— begin Information shown —

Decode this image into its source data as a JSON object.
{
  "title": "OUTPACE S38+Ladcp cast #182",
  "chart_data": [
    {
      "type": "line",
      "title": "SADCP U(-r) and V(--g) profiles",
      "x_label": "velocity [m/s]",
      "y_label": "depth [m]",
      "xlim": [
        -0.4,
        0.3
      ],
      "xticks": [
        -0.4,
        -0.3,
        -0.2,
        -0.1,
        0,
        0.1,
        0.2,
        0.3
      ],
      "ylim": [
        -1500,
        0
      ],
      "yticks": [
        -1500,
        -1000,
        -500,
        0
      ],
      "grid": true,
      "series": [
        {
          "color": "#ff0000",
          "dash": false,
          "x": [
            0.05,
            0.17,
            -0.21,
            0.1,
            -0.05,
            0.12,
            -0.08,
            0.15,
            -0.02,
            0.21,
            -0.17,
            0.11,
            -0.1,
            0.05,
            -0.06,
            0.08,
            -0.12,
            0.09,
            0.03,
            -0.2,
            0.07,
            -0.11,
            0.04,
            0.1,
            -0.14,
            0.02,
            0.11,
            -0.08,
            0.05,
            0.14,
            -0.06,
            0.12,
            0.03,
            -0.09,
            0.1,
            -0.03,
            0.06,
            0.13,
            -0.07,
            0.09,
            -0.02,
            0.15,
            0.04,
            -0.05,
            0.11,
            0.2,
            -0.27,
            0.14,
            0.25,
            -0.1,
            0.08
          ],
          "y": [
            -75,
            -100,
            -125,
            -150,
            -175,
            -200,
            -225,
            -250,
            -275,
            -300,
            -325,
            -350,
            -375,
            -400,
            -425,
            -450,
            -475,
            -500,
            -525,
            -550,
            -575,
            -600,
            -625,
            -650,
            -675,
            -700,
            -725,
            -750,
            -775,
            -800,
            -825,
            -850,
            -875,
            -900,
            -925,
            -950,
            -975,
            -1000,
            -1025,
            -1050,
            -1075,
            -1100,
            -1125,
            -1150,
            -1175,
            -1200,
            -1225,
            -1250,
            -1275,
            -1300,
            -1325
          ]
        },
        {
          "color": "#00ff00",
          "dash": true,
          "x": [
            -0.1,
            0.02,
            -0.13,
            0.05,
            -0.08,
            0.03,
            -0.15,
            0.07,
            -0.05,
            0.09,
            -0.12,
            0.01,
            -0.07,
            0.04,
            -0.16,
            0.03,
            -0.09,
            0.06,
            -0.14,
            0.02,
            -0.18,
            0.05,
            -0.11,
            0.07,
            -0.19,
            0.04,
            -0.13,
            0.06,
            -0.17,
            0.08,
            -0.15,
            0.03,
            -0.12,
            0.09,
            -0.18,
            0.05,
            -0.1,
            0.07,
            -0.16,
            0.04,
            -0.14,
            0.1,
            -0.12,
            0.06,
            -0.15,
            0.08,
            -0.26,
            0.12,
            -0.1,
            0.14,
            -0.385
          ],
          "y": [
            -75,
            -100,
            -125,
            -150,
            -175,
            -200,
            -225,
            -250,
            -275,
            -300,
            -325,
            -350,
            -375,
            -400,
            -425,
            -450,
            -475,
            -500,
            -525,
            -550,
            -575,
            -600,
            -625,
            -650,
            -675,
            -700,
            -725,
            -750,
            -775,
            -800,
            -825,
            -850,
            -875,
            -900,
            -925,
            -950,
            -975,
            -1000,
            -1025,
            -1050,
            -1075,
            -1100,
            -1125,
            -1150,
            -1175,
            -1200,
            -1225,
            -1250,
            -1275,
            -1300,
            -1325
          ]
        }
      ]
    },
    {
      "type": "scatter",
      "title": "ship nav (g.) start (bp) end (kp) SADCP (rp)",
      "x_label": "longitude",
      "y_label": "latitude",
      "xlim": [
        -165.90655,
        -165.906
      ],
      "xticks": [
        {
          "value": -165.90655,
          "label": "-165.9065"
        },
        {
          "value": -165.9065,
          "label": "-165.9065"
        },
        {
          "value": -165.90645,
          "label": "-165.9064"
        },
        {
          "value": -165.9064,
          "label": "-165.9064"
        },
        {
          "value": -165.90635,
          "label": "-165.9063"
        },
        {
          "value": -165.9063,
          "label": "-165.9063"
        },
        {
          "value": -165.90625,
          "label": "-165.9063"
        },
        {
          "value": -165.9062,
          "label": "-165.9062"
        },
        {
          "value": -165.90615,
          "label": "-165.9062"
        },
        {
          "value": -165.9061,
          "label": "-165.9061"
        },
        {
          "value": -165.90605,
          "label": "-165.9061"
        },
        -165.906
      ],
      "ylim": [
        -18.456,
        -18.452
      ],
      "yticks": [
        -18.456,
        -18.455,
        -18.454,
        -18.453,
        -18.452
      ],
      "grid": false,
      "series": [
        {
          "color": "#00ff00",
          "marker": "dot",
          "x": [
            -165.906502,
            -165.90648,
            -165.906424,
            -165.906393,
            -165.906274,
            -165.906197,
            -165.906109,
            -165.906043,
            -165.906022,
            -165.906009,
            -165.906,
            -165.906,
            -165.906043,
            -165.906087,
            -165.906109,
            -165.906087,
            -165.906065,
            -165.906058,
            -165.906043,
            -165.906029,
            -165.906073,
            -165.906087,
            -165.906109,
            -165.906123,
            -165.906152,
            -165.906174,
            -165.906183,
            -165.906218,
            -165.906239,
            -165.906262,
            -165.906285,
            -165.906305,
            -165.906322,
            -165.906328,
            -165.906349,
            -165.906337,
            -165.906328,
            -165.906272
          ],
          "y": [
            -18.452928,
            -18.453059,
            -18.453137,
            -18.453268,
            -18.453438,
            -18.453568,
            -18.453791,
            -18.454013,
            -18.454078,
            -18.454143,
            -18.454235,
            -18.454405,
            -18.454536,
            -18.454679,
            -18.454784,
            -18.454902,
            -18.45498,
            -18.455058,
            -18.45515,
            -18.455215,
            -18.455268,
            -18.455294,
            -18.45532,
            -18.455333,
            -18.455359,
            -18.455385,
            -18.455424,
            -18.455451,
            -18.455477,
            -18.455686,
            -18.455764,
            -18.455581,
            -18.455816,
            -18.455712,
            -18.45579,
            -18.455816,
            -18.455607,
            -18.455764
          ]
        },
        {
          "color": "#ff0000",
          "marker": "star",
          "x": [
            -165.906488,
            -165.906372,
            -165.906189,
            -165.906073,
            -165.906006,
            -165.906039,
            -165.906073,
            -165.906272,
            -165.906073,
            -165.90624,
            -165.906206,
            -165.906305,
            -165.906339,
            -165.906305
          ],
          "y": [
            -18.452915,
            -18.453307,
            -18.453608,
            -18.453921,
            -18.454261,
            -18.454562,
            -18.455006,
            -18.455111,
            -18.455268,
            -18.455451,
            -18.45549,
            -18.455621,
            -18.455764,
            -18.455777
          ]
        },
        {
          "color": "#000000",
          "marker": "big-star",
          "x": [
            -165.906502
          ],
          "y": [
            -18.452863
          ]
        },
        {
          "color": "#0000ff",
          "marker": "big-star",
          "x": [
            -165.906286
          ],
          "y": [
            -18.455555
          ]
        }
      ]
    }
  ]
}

— end Information shown —

What the task requires: Nothing should be left out: repeat all of the data exactly.

Result:
Decode this image into its source data as a JSON object.
{
  "title": "OUTPACE S38+Ladcp cast #182",
  "chart_data": [
    {
      "type": "line",
      "title": "SADCP U(-r) and V(--g) profiles",
      "x_label": "velocity [m/s]",
      "y_label": "depth [m]",
      "xlim": [
        -0.4,
        0.3
      ],
      "xticks": [
        -0.4,
        -0.3,
        -0.2,
        -0.1,
        0,
        0.1,
        0.2,
        0.3
      ],
      "ylim": [
        -1500,
        0
      ],
      "yticks": [
        -1500,
        -1000,
        -500,
        0
      ],
      "grid": true,
      "series": [
        {
          "color": "#ff0000",
          "dash": false,
          "x": [
            0.05,
            0.17,
            -0.21,
            0.1,
            -0.05,
            0.12,
            -0.08,
            0.15,
            -0.02,
            0.21,
            -0.17,
            0.11,
            -0.1,
            0.05,
            -0.06,
            0.08,
            -0.12,
            0.09,
            0.03,
            -0.2,
            0.07,
            -0.11,
            0.04,
            0.1,
            -0.14,
            0.02,
            0.11,
            -0.08,
            0.05,
            0.14,
            -0.06,
            0.12,
            0.03,
            -0.09,
            0.1,
            -0.03,
            0.06,
            0.13,
            -0.07,
            0.09,
            -0.02,
            0.15,
            0.04,
            -0.05,
            0.11,
            0.2,
            -0.27,
            0.14,
            0.25,
            -0.1,
            0.08
          ],
          "y": [
            -75,
            -100,
            -125,
            -150,
            -175,
            -200,
            -225,
            -250,
            -275,
            -300,
            -325,
            -350,
            -375,
            -400,
            -425,
            -450,
            -475,
            -500,
            -525,
            -550,
            -575,
            -600,
            -625,
            -650,
            -675,
            -700,
            -725,
            -750,
            -775,
            -800,
            -825,
            -850,
            -875,
            -900,
            -925,
            -950,
            -975,
            -1000,
            -1025,
            -1050,
            -1075,
            -1100,
            -1125,
            -1150,
            -1175,
            -1200,
            -1225,
            -1250,
            -1275,
            -1300,
            -1325
          ]
        },
        {
          "color": "#00ff00",
          "dash": true,
          "x": [
            -0.1,
            0.02,
            -0.13,
            0.05,
            -0.08,
            0.03,
            -0.15,
            0.07,
            -0.05,
            0.09,
            -0.12,
            0.01,
            -0.07,
            0.04,
            -0.16,
            0.03,
            -0.09,
            0.06,
            -0.14,
            0.02,
            -0.18,
            0.05,
            -0.11,
            0.07,
            -0.19,
            0.04,
            -0.13,
            0.06,
            -0.17,
            0.08,
            -0.15,
            0.03,
            -0.12,
            0.09,
            -0.18,
            0.05,
            -0.1,
            0.07,
            -0.16,
            0.04,
            -0.14,
            0.1,
            -0.12,
            0.06,
            -0.15,
            0.08,
            -0.26,
            0.12,
            -0.1,
            0.14,
            -0.385
          ],
          "y": [
            -75,
            -100,
            -125,
            -150,
            -175,
            -200,
            -225,
            -250,
            -275,
            -300,
            -325,
            -350,
            -375,
            -400,
            -425,
            -450,
            -475,
            -500,
            -525,
            -550,
            -575,
            -600,
            -625,
            -650,
            -675,
            -700,
            -725,
            -750,
            -775,
            -800,
            -825,
            -850,
            -875,
            -900,
            -925,
            -950,
            -975,
            -1000,
            -1025,
            -1050,
            -1075,
            -1100,
            -1125,
            -1150,
            -1175,
            -1200,
            -1225,
            -1250,
            -1275,
            -1300,
            -1325
          ]
        }
      ]
    },
    {
      "type": "scatter",
      "title": "ship nav (g.) start (bp) end (kp) SADCP (rp)",
      "x_label": "longitude",
      "y_label": "latitude",
      "xlim": [
        -165.90655,
        -165.906
      ],
      "xticks": [
        {
          "value": -165.90655,
          "label": "-165.9065"
        },
        {
          "value": -165.9065,
          "label": "-165.9065"
        },
        {
          "value": -165.90645,
          "label": "-165.9064"
        },
        {
          "value": -165.9064,
          "label": "-165.9064"
        },
        {
          "value": -165.90635,
          "label": "-165.9063"
        },
        {
          "value": -165.9063,
          "label": "-165.9063"
        },
        {
          "value": -165.90625,
          "label": "-165.9063"
        },
        {
          "value": -165.9062,
          "label": "-165.9062"
        },
        {
          "value": -165.90615,
          "label": "-165.9062"
        },
        {
          "value": -165.9061,
          "label": "-165.9061"
        },
        {
          "value": -165.90605,
          "label": "-165.9061"
        },
        -165.906
      ],
      "ylim": [
        -18.456,
        -18.452
      ],
      "yticks": [
        -18.456,
        -18.455,
        -18.454,
        -18.453,
        -18.452
      ],
      "grid": false,
      "series": [
        {
          "color": "#00ff00",
          "marker": "dot",
          "x": [
            -165.906502,
            -165.90648,
            -165.906424,
            -165.906393,
            -165.906274,
            -165.906197,
            -165.906109,
            -165.906043,
            -165.906022,
            -165.906009,
            -165.906,
            -165.906,
            -165.906043,
            -165.906087,
            -165.906109,
            -165.906087,
            -165.906065,
            -165.906058,
            -165.906043,
            -165.906029,
            -165.906073,
            -165.906087,
            -165.906109,
            -165.906123,
            -165.906152,
            -165.906174,
            -165.906183,
            -165.906218,
            -165.906239,
            -165.906262,
            -165.906285,
            -165.906305,
            -165.906322,
            -165.906328,
            -165.906349,
            -165.906337,
            -165.906328,
            -165.906272
          ],
          "y": [
            -18.452928,
            -18.453059,
            -18.453137,
            -18.453268,
            -18.453438,
            -18.453568,
            -18.453791,
            -18.454013,
            -18.454078,
            -18.454143,
            -18.454235,
            -18.454405,
            -18.454536,
            -18.454679,
            -18.454784,
            -18.454902,
            -18.45498,
            -18.455058,
            -18.45515,
            -18.455215,
            -18.455268,
            -18.455294,
            -18.45532,
            -18.455333,
            -18.455359,
            -18.455385,
            -18.455424,
            -18.455451,
            -18.455477,
            -18.455686,
            -18.455764,
            -18.455581,
            -18.455816,
            -18.455712,
            -18.45579,
            -18.455816,
            -18.455607,
            -18.455764
          ]
        },
        {
          "color": "#ff0000",
          "marker": "star",
          "x": [
            -165.906488,
            -165.906372,
            -165.906189,
            -165.906073,
            -165.906006,
            -165.906039,
            -165.906073,
            -165.906272,
            -165.906073,
            -165.90624,
            -165.906206,
            -165.906305,
            -165.906339,
            -165.906305
          ],
          "y": [
            -18.452915,
            -18.453307,
            -18.453608,
            -18.453921,
            -18.454261,
            -18.454562,
            -18.455006,
            -18.455111,
            -18.455268,
            -18.455451,
            -18.45549,
            -18.455621,
            -18.455764,
            -18.455777
          ]
        },
        {
          "color": "#000000",
          "marker": "big-star",
          "x": [
            -165.906502
          ],
          "y": [
            -18.452863
          ]
        },
        {
          "color": "#0000ff",
          "marker": "big-star",
          "x": [
            -165.906286
          ],
          "y": [
            -18.455555
          ]
        }
      ]
    }
  ]
}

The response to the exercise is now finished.